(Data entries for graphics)
= = =
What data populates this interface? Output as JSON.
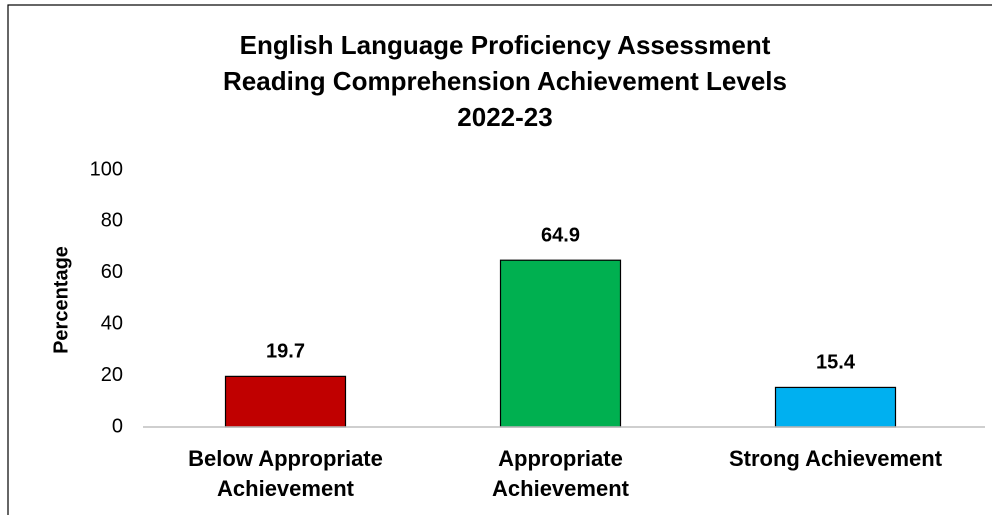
{
  "chart_data": {
    "type": "bar",
    "title": [
      "English Language Proficiency Assessment",
      "Reading Comprehension Achievement Levels",
      "2022-23"
    ],
    "y_label": "Percentage",
    "categories": [
      "Below Appropriate Achievement",
      "Appropriate Achievement",
      "Strong Achievement"
    ],
    "values": [
      19.7,
      64.9,
      15.4
    ],
    "colors": [
      "#c00000",
      "#00b050",
      "#00b0f0"
    ],
    "ylim": [
      0,
      100
    ],
    "yticks": [
      0,
      20,
      40,
      60,
      80,
      100
    ],
    "grid": false
  }
}
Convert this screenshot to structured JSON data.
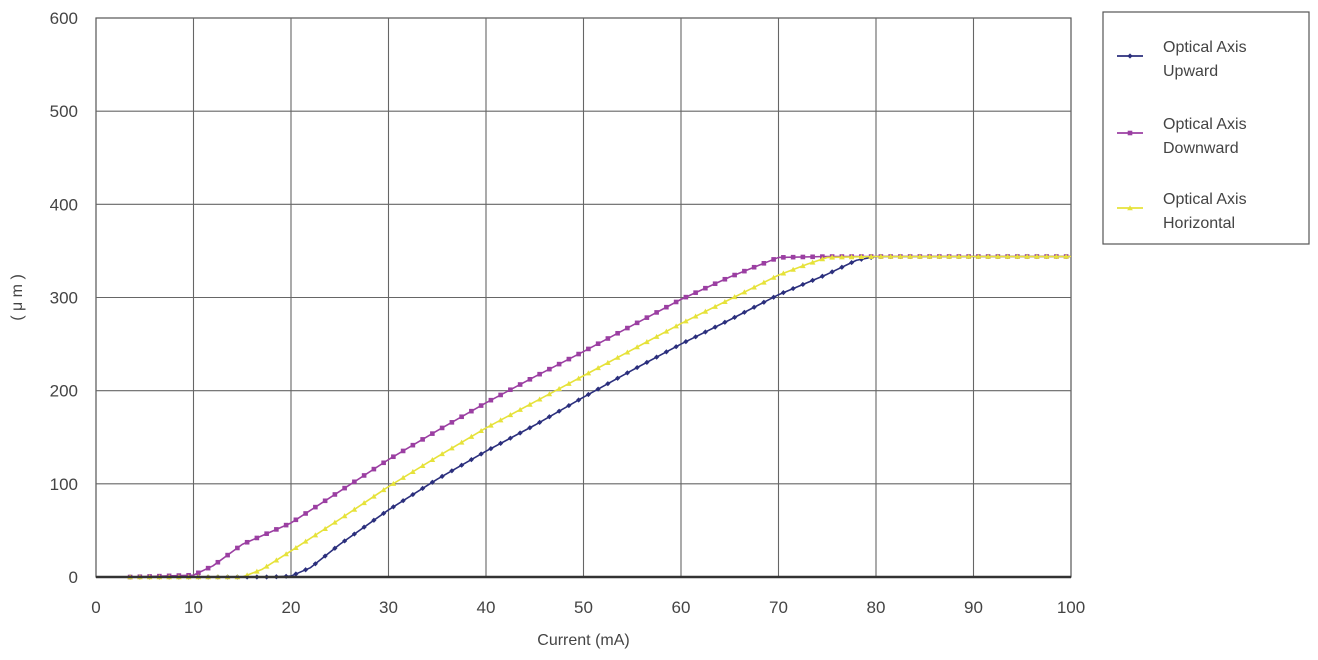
{
  "chart_data": {
    "type": "line",
    "xlabel": "Current (mA)",
    "ylabel": "( μ m )",
    "xlim": [
      0,
      100
    ],
    "ylim": [
      0,
      600
    ],
    "x_ticks": [
      "0",
      "10",
      "20",
      "30",
      "40",
      "50",
      "60",
      "70",
      "80",
      "90",
      "100"
    ],
    "y_ticks": [
      "0",
      "100",
      "200",
      "300",
      "400",
      "500",
      "600"
    ],
    "grid": true,
    "legend_position": "right",
    "series": [
      {
        "name": "Optical Axis Upward",
        "color": "#2b2f7d",
        "marker": "diamond",
        "points": [
          [
            3.5,
            0
          ],
          [
            18,
            0
          ],
          [
            20,
            1
          ],
          [
            22,
            10
          ],
          [
            25,
            35
          ],
          [
            30,
            72
          ],
          [
            35,
            105
          ],
          [
            40,
            135
          ],
          [
            45,
            163
          ],
          [
            50,
            193
          ],
          [
            55,
            222
          ],
          [
            60,
            250
          ],
          [
            65,
            276
          ],
          [
            70,
            303
          ],
          [
            75,
            325
          ],
          [
            78,
            340
          ],
          [
            80,
            344
          ],
          [
            85,
            344
          ],
          [
            90,
            344
          ],
          [
            95,
            344
          ],
          [
            100,
            344
          ]
        ]
      },
      {
        "name": "Optical Axis Downward",
        "color": "#9b3fa2",
        "marker": "square",
        "points": [
          [
            3.5,
            0
          ],
          [
            10,
            2
          ],
          [
            12,
            12
          ],
          [
            15,
            35
          ],
          [
            20,
            58
          ],
          [
            25,
            92
          ],
          [
            30,
            126
          ],
          [
            35,
            157
          ],
          [
            40,
            187
          ],
          [
            45,
            215
          ],
          [
            50,
            242
          ],
          [
            55,
            270
          ],
          [
            60,
            298
          ],
          [
            65,
            322
          ],
          [
            70,
            343
          ],
          [
            75,
            344
          ],
          [
            80,
            344
          ],
          [
            85,
            344
          ],
          [
            90,
            344
          ],
          [
            95,
            344
          ],
          [
            100,
            344
          ]
        ]
      },
      {
        "name": "Optical Axis Horizontal",
        "color": "#e6e23a",
        "marker": "triangle",
        "points": [
          [
            3.5,
            0
          ],
          [
            15,
            0
          ],
          [
            17,
            8
          ],
          [
            20,
            28
          ],
          [
            25,
            62
          ],
          [
            30,
            97
          ],
          [
            35,
            129
          ],
          [
            40,
            160
          ],
          [
            45,
            188
          ],
          [
            50,
            216
          ],
          [
            55,
            244
          ],
          [
            60,
            272
          ],
          [
            65,
            298
          ],
          [
            70,
            324
          ],
          [
            73,
            336
          ],
          [
            75,
            343
          ],
          [
            80,
            344
          ],
          [
            85,
            344
          ],
          [
            90,
            344
          ],
          [
            95,
            344
          ],
          [
            100,
            344
          ]
        ]
      }
    ]
  },
  "legend": {
    "entries": [
      {
        "line1": "Optical Axis",
        "line2": "Upward"
      },
      {
        "line1": "Optical Axis",
        "line2": "Downward"
      },
      {
        "line1": "Optical Axis",
        "line2": "Horizontal"
      }
    ]
  }
}
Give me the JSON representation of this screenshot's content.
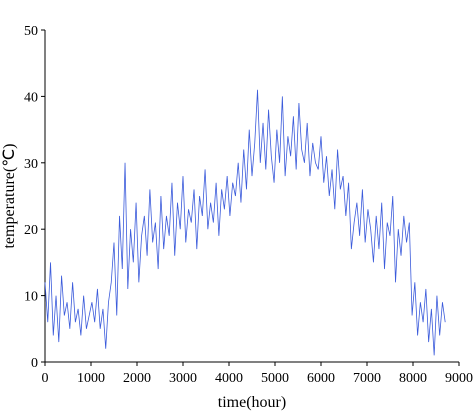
{
  "chart_data": {
    "type": "line",
    "xlabel": "time(hour)",
    "ylabel": "temperature(℃)",
    "x": [
      0,
      60,
      120,
      180,
      240,
      300,
      360,
      420,
      480,
      540,
      600,
      660,
      720,
      780,
      840,
      900,
      960,
      1020,
      1080,
      1140,
      1200,
      1260,
      1320,
      1380,
      1440,
      1500,
      1560,
      1620,
      1680,
      1740,
      1800,
      1860,
      1920,
      1980,
      2040,
      2100,
      2160,
      2220,
      2280,
      2340,
      2400,
      2460,
      2520,
      2580,
      2640,
      2700,
      2760,
      2820,
      2880,
      2940,
      3000,
      3060,
      3120,
      3180,
      3240,
      3300,
      3360,
      3420,
      3480,
      3540,
      3600,
      3660,
      3720,
      3780,
      3840,
      3900,
      3960,
      4020,
      4080,
      4140,
      4200,
      4260,
      4320,
      4380,
      4440,
      4500,
      4560,
      4620,
      4680,
      4740,
      4800,
      4860,
      4920,
      4980,
      5040,
      5100,
      5160,
      5220,
      5280,
      5340,
      5400,
      5460,
      5520,
      5580,
      5640,
      5700,
      5760,
      5820,
      5880,
      5940,
      6000,
      6060,
      6120,
      6180,
      6240,
      6300,
      6360,
      6420,
      6480,
      6540,
      6600,
      6660,
      6720,
      6780,
      6840,
      6900,
      6960,
      7020,
      7080,
      7140,
      7200,
      7260,
      7320,
      7380,
      7440,
      7500,
      7560,
      7620,
      7680,
      7740,
      7800,
      7860,
      7920,
      7980,
      8040,
      8100,
      8160,
      8220,
      8280,
      8340,
      8400,
      8460,
      8520,
      8580,
      8640,
      8700
    ],
    "series": [
      {
        "name": "temperature",
        "color": "#3b5bdb",
        "values": [
          12,
          6,
          15,
          4,
          10,
          3,
          13,
          7,
          9,
          5,
          12,
          6,
          8,
          4,
          10,
          5,
          7,
          9,
          6,
          11,
          5,
          8,
          2,
          9,
          12,
          18,
          7,
          22,
          14,
          30,
          11,
          20,
          15,
          24,
          12,
          19,
          22,
          16,
          26,
          18,
          21,
          14,
          25,
          17,
          22,
          19,
          27,
          16,
          24,
          20,
          28,
          18,
          23,
          21,
          26,
          17,
          25,
          22,
          29,
          20,
          24,
          21,
          27,
          19,
          26,
          23,
          28,
          22,
          27,
          25,
          30,
          24,
          32,
          26,
          35,
          28,
          33,
          41,
          30,
          36,
          29,
          38,
          31,
          27,
          35,
          30,
          40,
          28,
          34,
          31,
          37,
          29,
          39,
          32,
          30,
          36,
          28,
          33,
          30,
          29,
          34,
          27,
          31,
          25,
          29,
          23,
          32,
          26,
          28,
          22,
          27,
          17,
          21,
          24,
          19,
          26,
          18,
          23,
          20,
          15,
          22,
          17,
          24,
          14,
          21,
          19,
          25,
          12,
          20,
          16,
          22,
          18,
          21,
          7,
          12,
          4,
          9,
          6,
          11,
          3,
          8,
          1,
          10,
          4,
          9,
          6
        ]
      }
    ],
    "xlim": [
      0,
      9000
    ],
    "xticks": [
      0,
      1000,
      2000,
      3000,
      4000,
      5000,
      6000,
      7000,
      8000,
      9000
    ],
    "ylim": [
      0,
      50
    ],
    "yticks": [
      0,
      10,
      20,
      30,
      40,
      50
    ]
  }
}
= = =
> TASK DETAILS: Find every line that includes the string "JSON". Report how many there are and nothing else.

> CORRECT RESPONSE: 3